'''
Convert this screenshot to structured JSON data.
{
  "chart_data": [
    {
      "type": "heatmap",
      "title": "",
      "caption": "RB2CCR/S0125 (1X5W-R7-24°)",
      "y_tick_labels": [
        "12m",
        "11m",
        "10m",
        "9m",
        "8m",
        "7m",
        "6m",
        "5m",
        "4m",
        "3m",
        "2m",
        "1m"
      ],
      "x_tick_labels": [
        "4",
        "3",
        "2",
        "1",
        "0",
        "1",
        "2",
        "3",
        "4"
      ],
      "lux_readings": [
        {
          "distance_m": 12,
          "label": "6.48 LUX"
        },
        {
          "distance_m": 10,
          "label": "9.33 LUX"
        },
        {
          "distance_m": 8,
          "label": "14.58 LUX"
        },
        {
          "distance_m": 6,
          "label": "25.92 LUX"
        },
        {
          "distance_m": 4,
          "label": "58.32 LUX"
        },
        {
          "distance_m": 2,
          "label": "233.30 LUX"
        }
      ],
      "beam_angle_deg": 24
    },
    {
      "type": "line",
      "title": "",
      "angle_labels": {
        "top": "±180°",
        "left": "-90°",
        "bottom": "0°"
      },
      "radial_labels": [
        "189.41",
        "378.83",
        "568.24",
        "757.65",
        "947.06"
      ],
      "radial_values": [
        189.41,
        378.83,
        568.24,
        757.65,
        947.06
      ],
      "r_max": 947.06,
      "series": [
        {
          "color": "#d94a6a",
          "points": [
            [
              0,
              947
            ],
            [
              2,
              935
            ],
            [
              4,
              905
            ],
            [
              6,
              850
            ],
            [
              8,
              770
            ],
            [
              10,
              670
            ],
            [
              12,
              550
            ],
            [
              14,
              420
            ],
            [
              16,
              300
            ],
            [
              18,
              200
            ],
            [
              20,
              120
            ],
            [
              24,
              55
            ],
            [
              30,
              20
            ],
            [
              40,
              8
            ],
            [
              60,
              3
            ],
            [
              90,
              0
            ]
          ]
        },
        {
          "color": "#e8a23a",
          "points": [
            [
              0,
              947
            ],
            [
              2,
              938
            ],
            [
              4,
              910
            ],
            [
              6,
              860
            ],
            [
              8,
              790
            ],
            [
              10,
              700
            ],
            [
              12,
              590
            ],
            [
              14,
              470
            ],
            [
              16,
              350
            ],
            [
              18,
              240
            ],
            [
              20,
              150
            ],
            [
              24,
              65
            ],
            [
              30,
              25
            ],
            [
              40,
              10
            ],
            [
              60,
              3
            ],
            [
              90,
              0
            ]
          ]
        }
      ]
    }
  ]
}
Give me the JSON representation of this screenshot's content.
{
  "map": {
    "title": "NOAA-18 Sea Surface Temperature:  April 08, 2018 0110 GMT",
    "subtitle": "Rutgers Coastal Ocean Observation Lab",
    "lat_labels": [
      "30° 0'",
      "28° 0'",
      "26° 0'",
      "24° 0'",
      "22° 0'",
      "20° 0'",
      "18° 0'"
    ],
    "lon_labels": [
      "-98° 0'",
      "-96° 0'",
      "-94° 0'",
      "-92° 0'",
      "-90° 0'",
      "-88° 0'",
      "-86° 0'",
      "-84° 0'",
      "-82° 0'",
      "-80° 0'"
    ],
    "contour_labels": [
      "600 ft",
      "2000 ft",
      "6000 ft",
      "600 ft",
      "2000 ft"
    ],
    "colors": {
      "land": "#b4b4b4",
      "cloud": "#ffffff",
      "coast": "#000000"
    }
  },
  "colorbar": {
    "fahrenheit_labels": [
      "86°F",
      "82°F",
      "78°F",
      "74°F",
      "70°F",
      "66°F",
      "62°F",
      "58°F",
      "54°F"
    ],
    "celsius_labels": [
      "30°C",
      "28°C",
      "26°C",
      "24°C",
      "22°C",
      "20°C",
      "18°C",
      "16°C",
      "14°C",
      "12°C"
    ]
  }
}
'''
» **INSTRUCTIONS FOR THE TASK**:
Your task is to give the records above again, exactly.

» **RESPONSE FOR THIS EXERCISE**:
Convert this screenshot to structured JSON data.
{
  "chart_data": [
    {
      "type": "heatmap",
      "title": "",
      "caption": "RB2CCR/S0125 (1X5W-R7-24°)",
      "y_tick_labels": [
        "12m",
        "11m",
        "10m",
        "9m",
        "8m",
        "7m",
        "6m",
        "5m",
        "4m",
        "3m",
        "2m",
        "1m"
      ],
      "x_tick_labels": [
        "4",
        "3",
        "2",
        "1",
        "0",
        "1",
        "2",
        "3",
        "4"
      ],
      "lux_readings": [
        {
          "distance_m": 12,
          "label": "6.48 LUX"
        },
        {
          "distance_m": 10,
          "label": "9.33 LUX"
        },
        {
          "distance_m": 8,
          "label": "14.58 LUX"
        },
        {
          "distance_m": 6,
          "label": "25.92 LUX"
        },
        {
          "distance_m": 4,
          "label": "58.32 LUX"
        },
        {
          "distance_m": 2,
          "label": "233.30 LUX"
        }
      ],
      "beam_angle_deg": 24
    },
    {
      "type": "line",
      "title": "",
      "angle_labels": {
        "top": "±180°",
        "left": "-90°",
        "bottom": "0°"
      },
      "radial_labels": [
        "189.41",
        "378.83",
        "568.24",
        "757.65",
        "947.06"
      ],
      "radial_values": [
        189.41,
        378.83,
        568.24,
        757.65,
        947.06
      ],
      "r_max": 947.06,
      "series": [
        {
          "color": "#d94a6a",
          "points": [
            [
              0,
              947
            ],
            [
              2,
              935
            ],
            [
              4,
              905
            ],
            [
              6,
              850
            ],
            [
              8,
              770
            ],
            [
              10,
              670
            ],
            [
              12,
              550
            ],
            [
              14,
              420
            ],
            [
              16,
              300
            ],
            [
              18,
              200
            ],
            [
              20,
              120
            ],
            [
              24,
              55
            ],
            [
              30,
              20
            ],
            [
              40,
              8
            ],
            [
              60,
              3
            ],
            [
              90,
              0
            ]
          ]
        },
        {
          "color": "#e8a23a",
          "points": [
            [
              0,
              947
            ],
            [
              2,
              938
            ],
            [
              4,
              910
            ],
            [
              6,
              860
            ],
            [
              8,
              790
            ],
            [
              10,
              700
            ],
            [
              12,
              590
            ],
            [
              14,
              470
            ],
            [
              16,
              350
            ],
            [
              18,
              240
            ],
            [
              20,
              150
            ],
            [
              24,
              65
            ],
            [
              30,
              25
            ],
            [
              40,
              10
            ],
            [
              60,
              3
            ],
            [
              90,
              0
            ]
          ]
        }
      ]
    }
  ]
}
Give me the JSON representation of this screenshot's content.
{
  "map": {
    "title": "NOAA-18 Sea Surface Temperature:  April 08, 2018 0110 GMT",
    "subtitle": "Rutgers Coastal Ocean Observation Lab",
    "lat_labels": [
      "30° 0'",
      "28° 0'",
      "26° 0'",
      "24° 0'",
      "22° 0'",
      "20° 0'",
      "18° 0'"
    ],
    "lon_labels": [
      "-98° 0'",
      "-96° 0'",
      "-94° 0'",
      "-92° 0'",
      "-90° 0'",
      "-88° 0'",
      "-86° 0'",
      "-84° 0'",
      "-82° 0'",
      "-80° 0'"
    ],
    "contour_labels": [
      "600 ft",
      "2000 ft",
      "6000 ft",
      "600 ft",
      "2000 ft"
    ],
    "colors": {
      "land": "#b4b4b4",
      "cloud": "#ffffff",
      "coast": "#000000"
    }
  },
  "colorbar": {
    "fahrenheit_labels": [
      "86°F",
      "82°F",
      "78°F",
      "74°F",
      "70°F",
      "66°F",
      "62°F",
      "58°F",
      "54°F"
    ],
    "celsius_labels": [
      "30°C",
      "28°C",
      "26°C",
      "24°C",
      "22°C",
      "20°C",
      "18°C",
      "16°C",
      "14°C",
      "12°C"
    ]
  }
}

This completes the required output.